[SHORT PROBLEM]:
Extract every record, exactly as written, and ignore the pictures.
** Begin INPUT FOR THIS TASK **
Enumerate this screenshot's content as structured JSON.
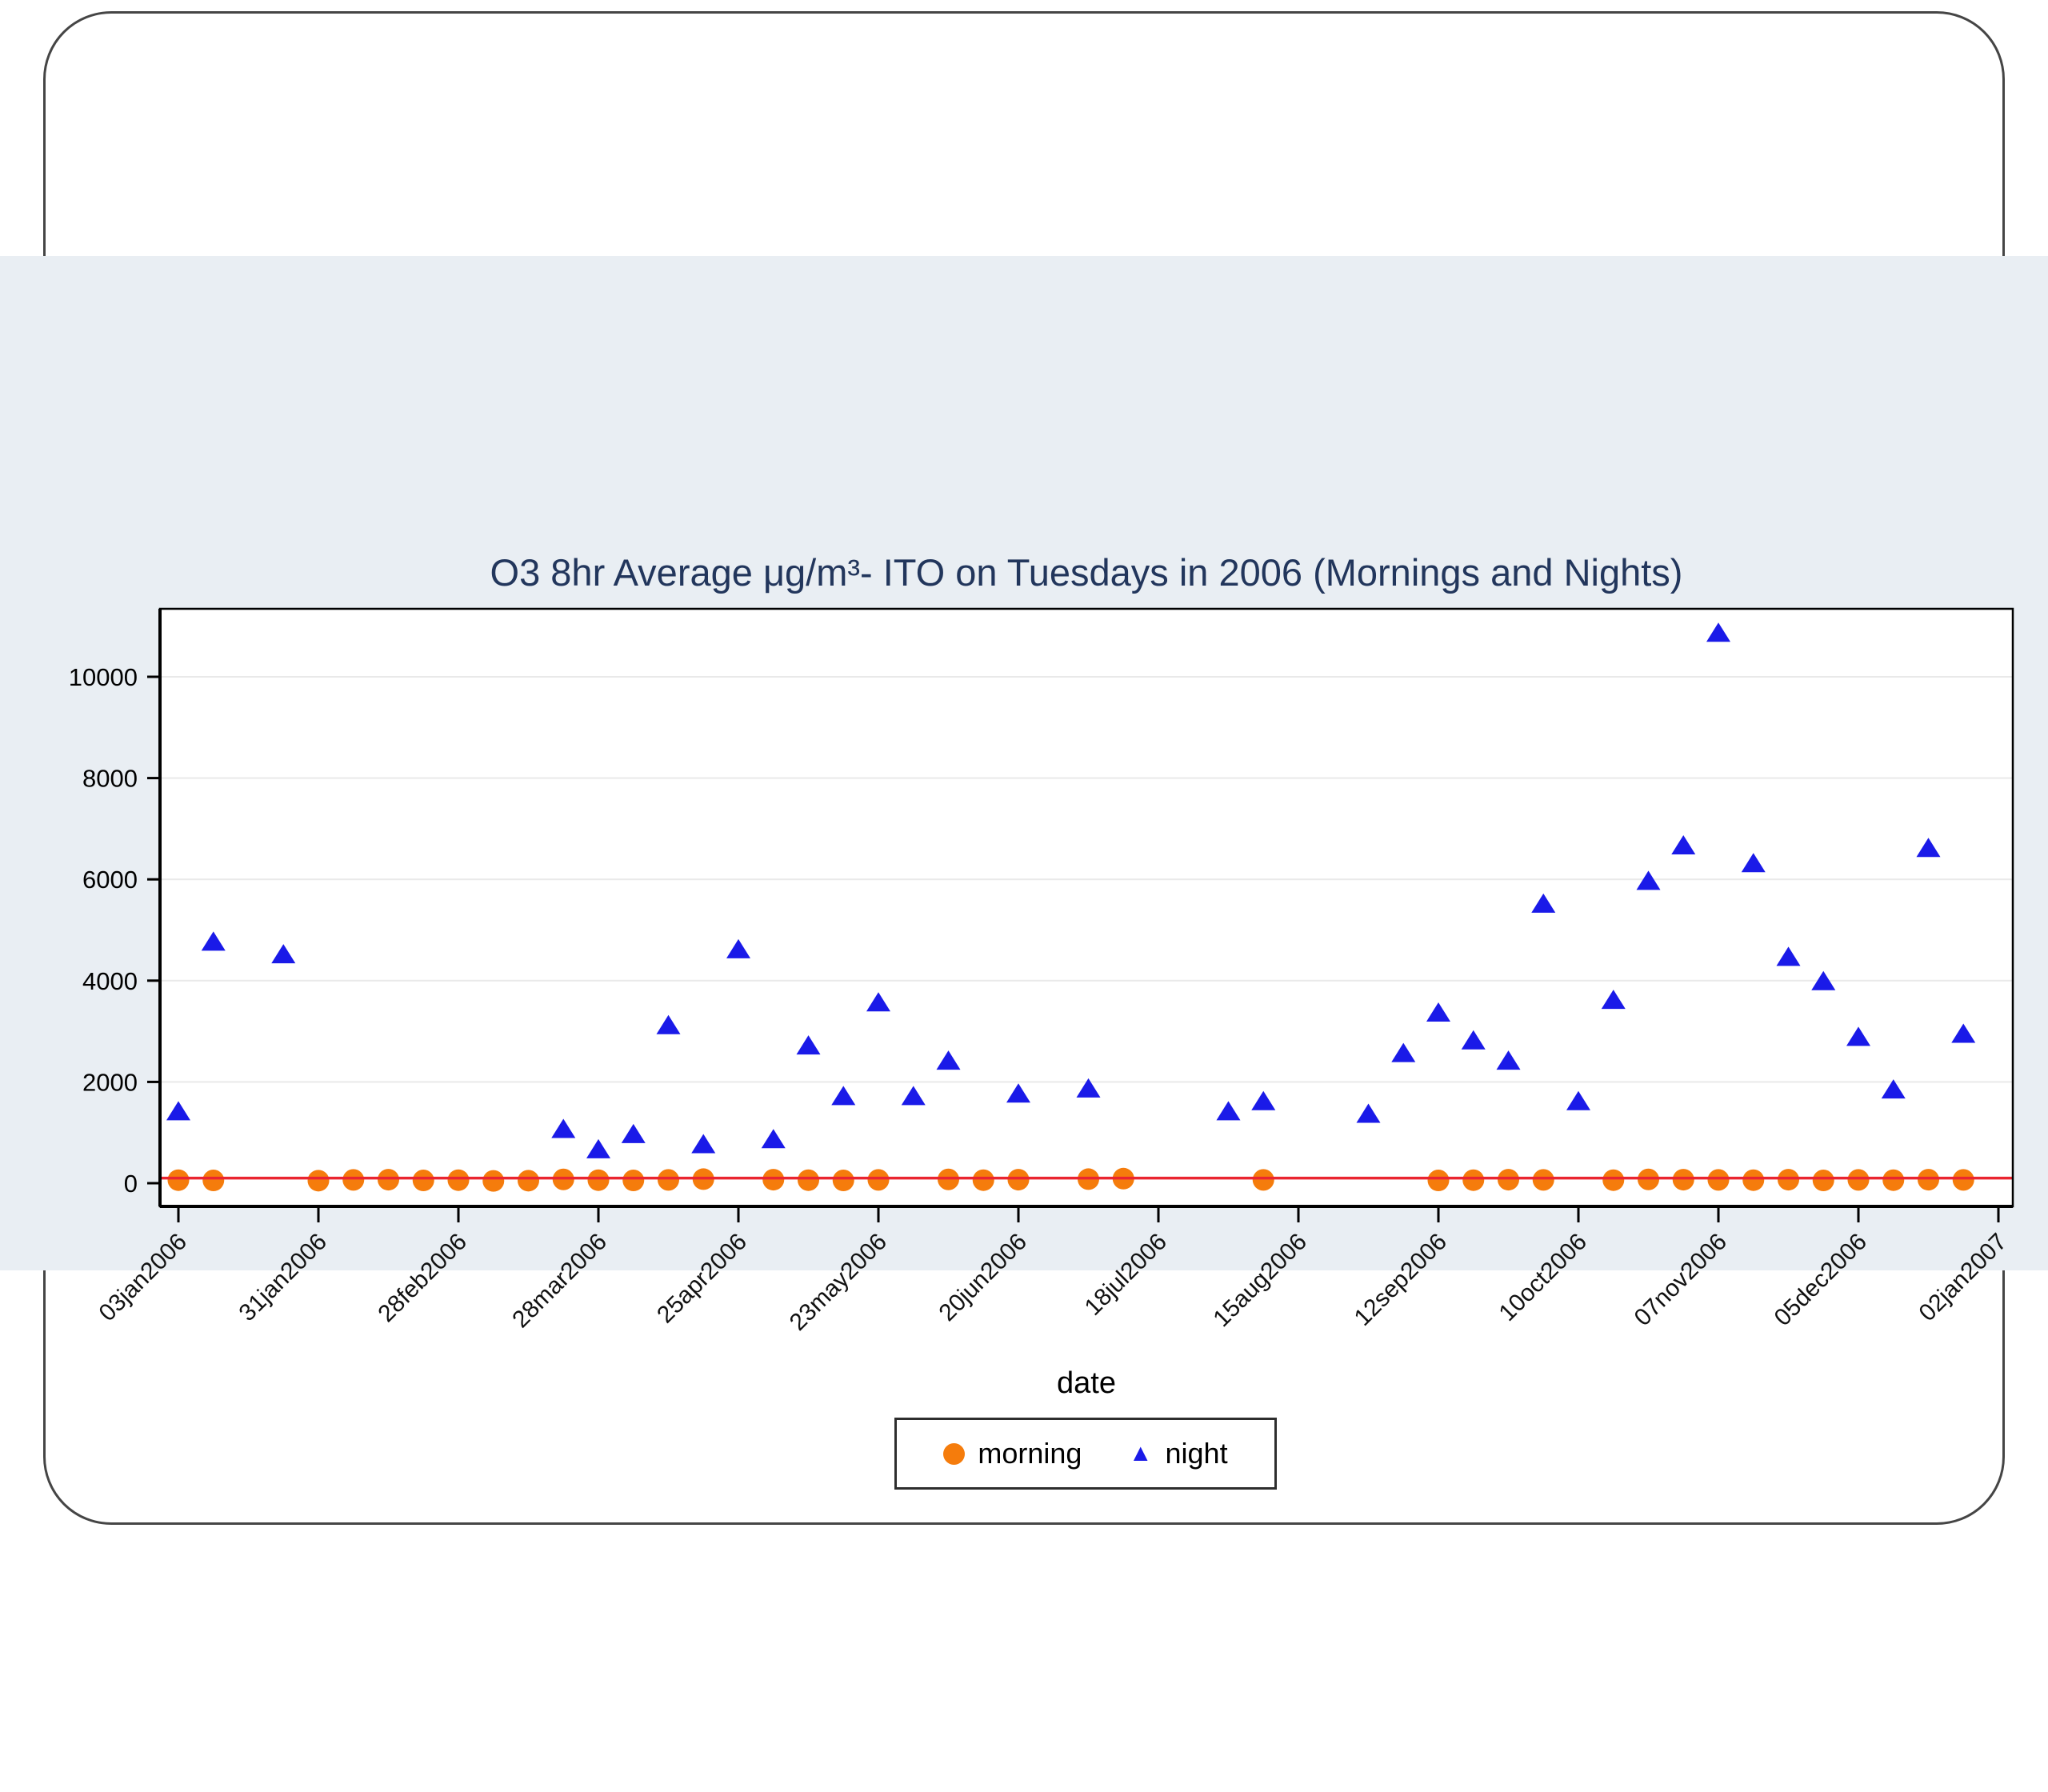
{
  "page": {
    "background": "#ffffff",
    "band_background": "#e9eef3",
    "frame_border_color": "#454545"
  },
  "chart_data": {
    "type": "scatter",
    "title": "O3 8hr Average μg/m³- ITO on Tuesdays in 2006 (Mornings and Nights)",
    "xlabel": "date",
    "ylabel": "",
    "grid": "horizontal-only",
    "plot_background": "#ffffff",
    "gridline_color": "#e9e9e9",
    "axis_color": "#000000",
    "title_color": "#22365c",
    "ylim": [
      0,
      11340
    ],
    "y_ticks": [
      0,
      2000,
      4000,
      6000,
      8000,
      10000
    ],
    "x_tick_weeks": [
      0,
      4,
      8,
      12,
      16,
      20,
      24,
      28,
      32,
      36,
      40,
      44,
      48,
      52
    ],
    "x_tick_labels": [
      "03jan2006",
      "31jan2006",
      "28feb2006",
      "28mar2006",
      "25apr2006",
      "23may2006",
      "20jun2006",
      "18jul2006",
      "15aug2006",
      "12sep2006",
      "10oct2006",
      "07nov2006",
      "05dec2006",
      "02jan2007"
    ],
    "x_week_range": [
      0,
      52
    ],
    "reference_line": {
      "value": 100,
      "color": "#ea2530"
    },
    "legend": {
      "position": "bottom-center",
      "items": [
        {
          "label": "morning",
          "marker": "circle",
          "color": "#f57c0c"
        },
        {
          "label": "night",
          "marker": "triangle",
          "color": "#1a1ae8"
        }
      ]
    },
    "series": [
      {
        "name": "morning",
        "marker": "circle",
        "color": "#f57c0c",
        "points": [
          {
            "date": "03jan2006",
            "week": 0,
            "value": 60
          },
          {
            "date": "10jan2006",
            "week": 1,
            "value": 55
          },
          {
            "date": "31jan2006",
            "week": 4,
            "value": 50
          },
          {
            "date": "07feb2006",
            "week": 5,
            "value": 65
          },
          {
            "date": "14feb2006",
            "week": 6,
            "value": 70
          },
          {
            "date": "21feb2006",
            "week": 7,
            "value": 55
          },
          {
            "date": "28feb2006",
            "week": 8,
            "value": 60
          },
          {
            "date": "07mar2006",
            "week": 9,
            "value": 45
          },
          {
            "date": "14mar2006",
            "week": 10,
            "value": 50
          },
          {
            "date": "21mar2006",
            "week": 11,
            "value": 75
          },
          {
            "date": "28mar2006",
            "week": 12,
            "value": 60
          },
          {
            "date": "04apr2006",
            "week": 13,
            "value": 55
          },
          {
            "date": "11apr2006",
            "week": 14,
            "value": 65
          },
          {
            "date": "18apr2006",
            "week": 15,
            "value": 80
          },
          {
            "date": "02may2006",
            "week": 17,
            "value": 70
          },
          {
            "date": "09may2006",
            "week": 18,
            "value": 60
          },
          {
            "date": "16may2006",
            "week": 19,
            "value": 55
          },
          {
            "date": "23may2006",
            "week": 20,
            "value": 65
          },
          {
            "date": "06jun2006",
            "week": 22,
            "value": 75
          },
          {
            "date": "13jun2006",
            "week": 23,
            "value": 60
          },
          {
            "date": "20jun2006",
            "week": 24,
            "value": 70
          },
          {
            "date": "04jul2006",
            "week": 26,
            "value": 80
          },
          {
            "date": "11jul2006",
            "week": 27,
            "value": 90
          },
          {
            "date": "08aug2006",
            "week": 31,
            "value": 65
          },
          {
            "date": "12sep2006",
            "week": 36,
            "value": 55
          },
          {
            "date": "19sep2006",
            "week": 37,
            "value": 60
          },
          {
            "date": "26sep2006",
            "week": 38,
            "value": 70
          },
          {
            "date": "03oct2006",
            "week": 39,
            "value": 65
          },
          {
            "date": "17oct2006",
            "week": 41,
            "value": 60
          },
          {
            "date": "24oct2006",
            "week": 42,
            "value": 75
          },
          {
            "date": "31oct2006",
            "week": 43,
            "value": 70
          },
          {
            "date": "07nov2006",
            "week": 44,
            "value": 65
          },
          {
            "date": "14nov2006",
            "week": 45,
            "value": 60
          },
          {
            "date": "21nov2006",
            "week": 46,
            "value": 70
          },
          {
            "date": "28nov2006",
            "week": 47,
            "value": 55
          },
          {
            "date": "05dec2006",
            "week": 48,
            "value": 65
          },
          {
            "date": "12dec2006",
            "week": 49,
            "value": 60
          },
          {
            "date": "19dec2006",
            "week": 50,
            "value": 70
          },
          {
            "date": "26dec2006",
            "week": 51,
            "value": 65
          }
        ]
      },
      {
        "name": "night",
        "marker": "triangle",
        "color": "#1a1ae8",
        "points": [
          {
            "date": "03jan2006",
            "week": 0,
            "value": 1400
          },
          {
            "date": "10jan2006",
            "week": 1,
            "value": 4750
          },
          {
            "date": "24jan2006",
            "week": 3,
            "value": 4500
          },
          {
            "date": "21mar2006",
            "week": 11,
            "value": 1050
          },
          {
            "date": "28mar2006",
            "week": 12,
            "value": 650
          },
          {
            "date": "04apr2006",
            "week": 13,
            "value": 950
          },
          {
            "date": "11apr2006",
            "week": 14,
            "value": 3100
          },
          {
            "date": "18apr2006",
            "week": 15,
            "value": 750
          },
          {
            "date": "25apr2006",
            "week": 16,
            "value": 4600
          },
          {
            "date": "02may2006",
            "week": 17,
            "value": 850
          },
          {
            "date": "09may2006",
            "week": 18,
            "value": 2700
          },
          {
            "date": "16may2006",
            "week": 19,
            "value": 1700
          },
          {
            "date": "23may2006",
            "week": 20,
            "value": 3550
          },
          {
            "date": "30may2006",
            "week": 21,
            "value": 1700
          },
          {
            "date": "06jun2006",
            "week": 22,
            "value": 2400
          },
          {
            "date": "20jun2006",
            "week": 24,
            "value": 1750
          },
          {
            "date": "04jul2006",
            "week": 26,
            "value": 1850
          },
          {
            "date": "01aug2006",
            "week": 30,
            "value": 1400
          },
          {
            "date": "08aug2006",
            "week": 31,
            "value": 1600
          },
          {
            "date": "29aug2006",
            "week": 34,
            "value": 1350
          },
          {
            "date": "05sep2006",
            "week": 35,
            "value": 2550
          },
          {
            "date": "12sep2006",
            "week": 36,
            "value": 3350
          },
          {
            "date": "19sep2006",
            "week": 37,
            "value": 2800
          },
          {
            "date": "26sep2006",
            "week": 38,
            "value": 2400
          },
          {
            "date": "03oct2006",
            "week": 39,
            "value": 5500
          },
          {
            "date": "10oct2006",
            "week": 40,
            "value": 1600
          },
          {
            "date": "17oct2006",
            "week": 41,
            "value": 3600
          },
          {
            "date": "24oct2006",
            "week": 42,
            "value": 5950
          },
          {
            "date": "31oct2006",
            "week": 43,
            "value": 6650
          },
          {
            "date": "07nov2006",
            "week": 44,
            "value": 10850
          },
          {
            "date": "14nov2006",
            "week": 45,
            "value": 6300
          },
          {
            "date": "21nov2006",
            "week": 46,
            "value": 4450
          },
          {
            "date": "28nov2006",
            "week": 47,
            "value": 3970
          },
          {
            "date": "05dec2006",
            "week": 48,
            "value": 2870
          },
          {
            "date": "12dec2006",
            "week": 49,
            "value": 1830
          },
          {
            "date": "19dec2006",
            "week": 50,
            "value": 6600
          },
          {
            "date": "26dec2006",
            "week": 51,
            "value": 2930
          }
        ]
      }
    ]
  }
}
** End INPUT FOR THIS TASK **
[SOLUTION TO THE PROBLEM]:
Enumerate this screenshot's content as structured JSON.
{
  "page": {
    "background": "#ffffff",
    "band_background": "#e9eef3",
    "frame_border_color": "#454545"
  },
  "chart_data": {
    "type": "scatter",
    "title": "O3 8hr Average μg/m³- ITO on Tuesdays in 2006 (Mornings and Nights)",
    "xlabel": "date",
    "ylabel": "",
    "grid": "horizontal-only",
    "plot_background": "#ffffff",
    "gridline_color": "#e9e9e9",
    "axis_color": "#000000",
    "title_color": "#22365c",
    "ylim": [
      0,
      11340
    ],
    "y_ticks": [
      0,
      2000,
      4000,
      6000,
      8000,
      10000
    ],
    "x_tick_weeks": [
      0,
      4,
      8,
      12,
      16,
      20,
      24,
      28,
      32,
      36,
      40,
      44,
      48,
      52
    ],
    "x_tick_labels": [
      "03jan2006",
      "31jan2006",
      "28feb2006",
      "28mar2006",
      "25apr2006",
      "23may2006",
      "20jun2006",
      "18jul2006",
      "15aug2006",
      "12sep2006",
      "10oct2006",
      "07nov2006",
      "05dec2006",
      "02jan2007"
    ],
    "x_week_range": [
      0,
      52
    ],
    "reference_line": {
      "value": 100,
      "color": "#ea2530"
    },
    "legend": {
      "position": "bottom-center",
      "items": [
        {
          "label": "morning",
          "marker": "circle",
          "color": "#f57c0c"
        },
        {
          "label": "night",
          "marker": "triangle",
          "color": "#1a1ae8"
        }
      ]
    },
    "series": [
      {
        "name": "morning",
        "marker": "circle",
        "color": "#f57c0c",
        "points": [
          {
            "date": "03jan2006",
            "week": 0,
            "value": 60
          },
          {
            "date": "10jan2006",
            "week": 1,
            "value": 55
          },
          {
            "date": "31jan2006",
            "week": 4,
            "value": 50
          },
          {
            "date": "07feb2006",
            "week": 5,
            "value": 65
          },
          {
            "date": "14feb2006",
            "week": 6,
            "value": 70
          },
          {
            "date": "21feb2006",
            "week": 7,
            "value": 55
          },
          {
            "date": "28feb2006",
            "week": 8,
            "value": 60
          },
          {
            "date": "07mar2006",
            "week": 9,
            "value": 45
          },
          {
            "date": "14mar2006",
            "week": 10,
            "value": 50
          },
          {
            "date": "21mar2006",
            "week": 11,
            "value": 75
          },
          {
            "date": "28mar2006",
            "week": 12,
            "value": 60
          },
          {
            "date": "04apr2006",
            "week": 13,
            "value": 55
          },
          {
            "date": "11apr2006",
            "week": 14,
            "value": 65
          },
          {
            "date": "18apr2006",
            "week": 15,
            "value": 80
          },
          {
            "date": "02may2006",
            "week": 17,
            "value": 70
          },
          {
            "date": "09may2006",
            "week": 18,
            "value": 60
          },
          {
            "date": "16may2006",
            "week": 19,
            "value": 55
          },
          {
            "date": "23may2006",
            "week": 20,
            "value": 65
          },
          {
            "date": "06jun2006",
            "week": 22,
            "value": 75
          },
          {
            "date": "13jun2006",
            "week": 23,
            "value": 60
          },
          {
            "date": "20jun2006",
            "week": 24,
            "value": 70
          },
          {
            "date": "04jul2006",
            "week": 26,
            "value": 80
          },
          {
            "date": "11jul2006",
            "week": 27,
            "value": 90
          },
          {
            "date": "08aug2006",
            "week": 31,
            "value": 65
          },
          {
            "date": "12sep2006",
            "week": 36,
            "value": 55
          },
          {
            "date": "19sep2006",
            "week": 37,
            "value": 60
          },
          {
            "date": "26sep2006",
            "week": 38,
            "value": 70
          },
          {
            "date": "03oct2006",
            "week": 39,
            "value": 65
          },
          {
            "date": "17oct2006",
            "week": 41,
            "value": 60
          },
          {
            "date": "24oct2006",
            "week": 42,
            "value": 75
          },
          {
            "date": "31oct2006",
            "week": 43,
            "value": 70
          },
          {
            "date": "07nov2006",
            "week": 44,
            "value": 65
          },
          {
            "date": "14nov2006",
            "week": 45,
            "value": 60
          },
          {
            "date": "21nov2006",
            "week": 46,
            "value": 70
          },
          {
            "date": "28nov2006",
            "week": 47,
            "value": 55
          },
          {
            "date": "05dec2006",
            "week": 48,
            "value": 65
          },
          {
            "date": "12dec2006",
            "week": 49,
            "value": 60
          },
          {
            "date": "19dec2006",
            "week": 50,
            "value": 70
          },
          {
            "date": "26dec2006",
            "week": 51,
            "value": 65
          }
        ]
      },
      {
        "name": "night",
        "marker": "triangle",
        "color": "#1a1ae8",
        "points": [
          {
            "date": "03jan2006",
            "week": 0,
            "value": 1400
          },
          {
            "date": "10jan2006",
            "week": 1,
            "value": 4750
          },
          {
            "date": "24jan2006",
            "week": 3,
            "value": 4500
          },
          {
            "date": "21mar2006",
            "week": 11,
            "value": 1050
          },
          {
            "date": "28mar2006",
            "week": 12,
            "value": 650
          },
          {
            "date": "04apr2006",
            "week": 13,
            "value": 950
          },
          {
            "date": "11apr2006",
            "week": 14,
            "value": 3100
          },
          {
            "date": "18apr2006",
            "week": 15,
            "value": 750
          },
          {
            "date": "25apr2006",
            "week": 16,
            "value": 4600
          },
          {
            "date": "02may2006",
            "week": 17,
            "value": 850
          },
          {
            "date": "09may2006",
            "week": 18,
            "value": 2700
          },
          {
            "date": "16may2006",
            "week": 19,
            "value": 1700
          },
          {
            "date": "23may2006",
            "week": 20,
            "value": 3550
          },
          {
            "date": "30may2006",
            "week": 21,
            "value": 1700
          },
          {
            "date": "06jun2006",
            "week": 22,
            "value": 2400
          },
          {
            "date": "20jun2006",
            "week": 24,
            "value": 1750
          },
          {
            "date": "04jul2006",
            "week": 26,
            "value": 1850
          },
          {
            "date": "01aug2006",
            "week": 30,
            "value": 1400
          },
          {
            "date": "08aug2006",
            "week": 31,
            "value": 1600
          },
          {
            "date": "29aug2006",
            "week": 34,
            "value": 1350
          },
          {
            "date": "05sep2006",
            "week": 35,
            "value": 2550
          },
          {
            "date": "12sep2006",
            "week": 36,
            "value": 3350
          },
          {
            "date": "19sep2006",
            "week": 37,
            "value": 2800
          },
          {
            "date": "26sep2006",
            "week": 38,
            "value": 2400
          },
          {
            "date": "03oct2006",
            "week": 39,
            "value": 5500
          },
          {
            "date": "10oct2006",
            "week": 40,
            "value": 1600
          },
          {
            "date": "17oct2006",
            "week": 41,
            "value": 3600
          },
          {
            "date": "24oct2006",
            "week": 42,
            "value": 5950
          },
          {
            "date": "31oct2006",
            "week": 43,
            "value": 6650
          },
          {
            "date": "07nov2006",
            "week": 44,
            "value": 10850
          },
          {
            "date": "14nov2006",
            "week": 45,
            "value": 6300
          },
          {
            "date": "21nov2006",
            "week": 46,
            "value": 4450
          },
          {
            "date": "28nov2006",
            "week": 47,
            "value": 3970
          },
          {
            "date": "05dec2006",
            "week": 48,
            "value": 2870
          },
          {
            "date": "12dec2006",
            "week": 49,
            "value": 1830
          },
          {
            "date": "19dec2006",
            "week": 50,
            "value": 6600
          },
          {
            "date": "26dec2006",
            "week": 51,
            "value": 2930
          }
        ]
      }
    ]
  }
}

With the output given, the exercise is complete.